AIM
Pick up the article below on Ukraine's 2019 state-language law and keep writing it from its final sentence.

SOURCE EXTRACT

/---

The Law of Ukraine "On Protecting the functioning of the Ukrainian language as the state language" (Закон України «Про забезпечення функціонування української мови як державної») (Note: Romanized: Zakon Ukrainy "Pro zabezpechennia funktsionuvannia ukrainskoi movy yak derzhavnoi") is a law approved by the Verkhovna Rada of Ukraine on April 25, 2019, and which took full effect on July 16 of the same year. The law was passed by 278 votes of the People's Deputies. 38 voted against, 7 abstained, and 25 didn't vote; It was signed by Chairman of the Parliament Andriy Parubiy and President Petro Poroshenko.

Previously, the state of the Ukrainian language was regulated by the Law of Ukraine "On the Principles of State Language Policy" (so-called "Kivalov-Kolesnichenko law"). After the Revolution of Dignity (Революція Гідності), an attempt was made to repeal it, but the then Chairman of the Parliament and acting President of Ukraine Oleksandr Turchynov did not sign the Parliament's decision, citing the need to draft a new law first. The Kivalov-Kolesnichenko law was declared unconstitutional and, to replace it, the bill 5670-d was prepared and approved in the first reading in October 2018. Public activists and experts participated in drafting the law.

== New institutions ==
The law provides for the creation of the following institutions:

- State Language Protection Commissioner – To monitor compliance with the law. This official can file a complaint about the violation of the law. The Office of the Commissioner shall examine and respond to the complaint within 10 days of its submission. On November 27, 2019, Tatiana Monakhova became the Commissioner for State Language Protection.

\---

INFORMATION SUPPLIED
/---

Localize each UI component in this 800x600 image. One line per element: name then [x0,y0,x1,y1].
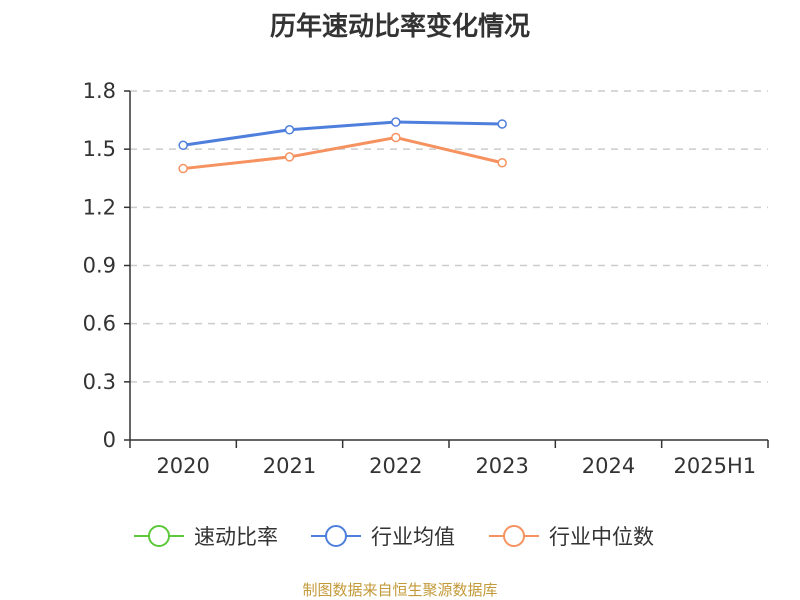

\---

RESPONSE BELOW
- National Commission on State Language Standards – The central executive body will develop and approve the standards of the Ukrainian language as the state language.

== Content ==
The law gives priority to the Ukrainian language in more than 30 spheres of public life: in particular in public administration, media, education, science, culture, advertising, services. It does not regulate private communication.

Article 24 "State language in the field of television and radio broadcasting" has been amended: from 90% of Ukrainian-language broadcasts on national channels after the first reading was reduced to 75%, as in the Law on Television and Broadcasting.

=== Outstanding provisions of the new language law ===

- The status of the Ukrainian language is an integral element of the constitutional order of Ukraine as a unitary state (art. 1, h. 3).
- The Ukrainian language as the only State language performs the functions of the language of interethnic communication, is a guarantee of protection of human rights for all Ukrainian citizens regardless of their ethnic origin and is a factor of unity and national security of Ukraine (Art. 1, h. 8).
- The State organizes free Ukrainian language courses for adults and offers the opportunity to freely master the State language to Ukrainian citizens who did not have that opportunity (Article 6, Part 3).
- Articles 9, 10 and 11 define an extremely wide range of persons for whom knowledge of the State language is compulsory; requirements for the level of proficiency in the State language and the levels themselves.
- No one shall be required to use a language other than Ukrainian at work and in the performance of his duties under a contract of employment (Art. 20, h. 1). It is forbidden to require knowledge of a language other than the State language to access the job.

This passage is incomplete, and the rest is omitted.